■ **GIVEN EXERCISE**:
Copy the lines holding the word "werken", all of them.

■ **DATA PROVIDED**:
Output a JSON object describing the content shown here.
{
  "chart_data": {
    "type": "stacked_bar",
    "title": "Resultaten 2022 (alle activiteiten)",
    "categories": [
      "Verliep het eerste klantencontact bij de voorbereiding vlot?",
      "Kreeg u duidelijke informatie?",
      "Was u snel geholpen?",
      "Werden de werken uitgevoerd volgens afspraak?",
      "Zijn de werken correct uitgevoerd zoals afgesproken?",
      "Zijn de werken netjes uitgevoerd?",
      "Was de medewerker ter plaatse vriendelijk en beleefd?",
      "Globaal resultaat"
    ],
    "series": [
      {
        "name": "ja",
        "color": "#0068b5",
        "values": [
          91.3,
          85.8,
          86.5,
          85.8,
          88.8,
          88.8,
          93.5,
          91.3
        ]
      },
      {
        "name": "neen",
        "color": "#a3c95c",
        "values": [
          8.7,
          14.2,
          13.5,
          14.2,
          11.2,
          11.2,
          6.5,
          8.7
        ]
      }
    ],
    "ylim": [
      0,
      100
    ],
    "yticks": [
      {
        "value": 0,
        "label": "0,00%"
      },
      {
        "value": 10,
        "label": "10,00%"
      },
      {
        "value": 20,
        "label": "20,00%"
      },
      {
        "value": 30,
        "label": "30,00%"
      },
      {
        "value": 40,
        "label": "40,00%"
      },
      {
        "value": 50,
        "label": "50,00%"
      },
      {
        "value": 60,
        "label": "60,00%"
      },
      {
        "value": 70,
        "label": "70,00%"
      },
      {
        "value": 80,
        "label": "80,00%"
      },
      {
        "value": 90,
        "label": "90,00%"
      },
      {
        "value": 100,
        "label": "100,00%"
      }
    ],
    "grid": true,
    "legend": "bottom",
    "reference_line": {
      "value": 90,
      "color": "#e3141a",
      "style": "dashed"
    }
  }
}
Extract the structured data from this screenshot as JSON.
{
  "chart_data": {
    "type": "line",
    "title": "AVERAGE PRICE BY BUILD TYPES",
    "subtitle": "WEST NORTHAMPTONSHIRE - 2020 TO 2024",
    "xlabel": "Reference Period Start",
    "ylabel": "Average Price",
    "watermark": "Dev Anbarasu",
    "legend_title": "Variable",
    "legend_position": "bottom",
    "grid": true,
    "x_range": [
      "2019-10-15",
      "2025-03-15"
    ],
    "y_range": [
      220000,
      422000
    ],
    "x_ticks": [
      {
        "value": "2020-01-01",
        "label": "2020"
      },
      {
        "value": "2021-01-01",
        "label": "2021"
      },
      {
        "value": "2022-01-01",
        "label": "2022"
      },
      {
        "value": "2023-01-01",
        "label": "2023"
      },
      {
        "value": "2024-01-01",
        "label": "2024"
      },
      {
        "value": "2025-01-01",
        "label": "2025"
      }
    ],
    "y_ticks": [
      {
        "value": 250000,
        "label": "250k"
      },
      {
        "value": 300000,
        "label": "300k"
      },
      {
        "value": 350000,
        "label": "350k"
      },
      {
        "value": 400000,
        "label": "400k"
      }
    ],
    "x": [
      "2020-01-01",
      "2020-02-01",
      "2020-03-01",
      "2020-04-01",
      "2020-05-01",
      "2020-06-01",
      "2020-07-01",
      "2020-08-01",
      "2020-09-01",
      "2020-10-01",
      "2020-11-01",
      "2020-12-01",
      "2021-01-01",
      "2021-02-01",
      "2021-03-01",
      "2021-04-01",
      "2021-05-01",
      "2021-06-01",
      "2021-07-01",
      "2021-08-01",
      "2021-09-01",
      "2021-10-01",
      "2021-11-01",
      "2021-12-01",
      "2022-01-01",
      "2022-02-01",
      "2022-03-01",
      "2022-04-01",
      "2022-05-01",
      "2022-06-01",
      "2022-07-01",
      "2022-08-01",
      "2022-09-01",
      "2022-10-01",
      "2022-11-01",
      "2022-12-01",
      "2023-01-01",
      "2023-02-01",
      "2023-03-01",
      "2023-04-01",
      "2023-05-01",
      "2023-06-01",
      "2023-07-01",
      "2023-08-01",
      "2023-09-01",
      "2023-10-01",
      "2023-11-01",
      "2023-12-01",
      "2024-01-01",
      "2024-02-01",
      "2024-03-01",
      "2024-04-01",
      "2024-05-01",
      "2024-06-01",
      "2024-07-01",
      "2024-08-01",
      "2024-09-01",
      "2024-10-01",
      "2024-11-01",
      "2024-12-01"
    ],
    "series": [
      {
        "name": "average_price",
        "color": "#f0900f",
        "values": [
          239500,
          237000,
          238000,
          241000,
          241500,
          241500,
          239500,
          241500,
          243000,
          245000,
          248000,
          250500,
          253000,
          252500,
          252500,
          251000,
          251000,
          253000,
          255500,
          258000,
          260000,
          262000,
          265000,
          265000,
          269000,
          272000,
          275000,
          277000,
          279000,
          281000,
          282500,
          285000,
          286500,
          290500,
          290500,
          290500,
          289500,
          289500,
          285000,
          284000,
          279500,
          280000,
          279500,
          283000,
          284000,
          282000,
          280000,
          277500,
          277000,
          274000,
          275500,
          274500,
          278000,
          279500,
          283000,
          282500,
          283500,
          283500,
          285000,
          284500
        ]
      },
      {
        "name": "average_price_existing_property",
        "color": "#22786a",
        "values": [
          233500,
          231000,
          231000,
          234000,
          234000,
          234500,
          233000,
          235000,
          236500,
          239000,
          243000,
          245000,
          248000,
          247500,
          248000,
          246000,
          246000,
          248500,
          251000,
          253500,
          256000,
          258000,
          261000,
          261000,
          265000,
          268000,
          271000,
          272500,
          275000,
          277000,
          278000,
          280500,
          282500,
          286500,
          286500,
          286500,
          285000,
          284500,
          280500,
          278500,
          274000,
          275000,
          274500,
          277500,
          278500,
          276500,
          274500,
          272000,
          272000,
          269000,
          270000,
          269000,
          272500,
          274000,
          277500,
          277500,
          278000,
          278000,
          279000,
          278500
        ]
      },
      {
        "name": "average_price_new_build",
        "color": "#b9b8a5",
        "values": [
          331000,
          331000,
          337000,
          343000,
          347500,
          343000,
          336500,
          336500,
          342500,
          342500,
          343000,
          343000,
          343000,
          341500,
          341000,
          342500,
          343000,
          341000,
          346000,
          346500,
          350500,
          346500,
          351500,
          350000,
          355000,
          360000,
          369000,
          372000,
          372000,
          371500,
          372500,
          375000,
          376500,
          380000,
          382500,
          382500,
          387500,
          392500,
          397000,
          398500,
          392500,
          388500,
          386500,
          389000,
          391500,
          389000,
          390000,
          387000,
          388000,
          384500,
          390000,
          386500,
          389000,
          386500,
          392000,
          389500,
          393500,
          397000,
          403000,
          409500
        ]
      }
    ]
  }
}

■ **RESULT**:
      "Werden de werken uitgevoerd volgens afspraak?",
      "Zijn de werken correct uitgevoerd zoals afgesproken?",
      "Zijn de werken netjes uitgevoerd?",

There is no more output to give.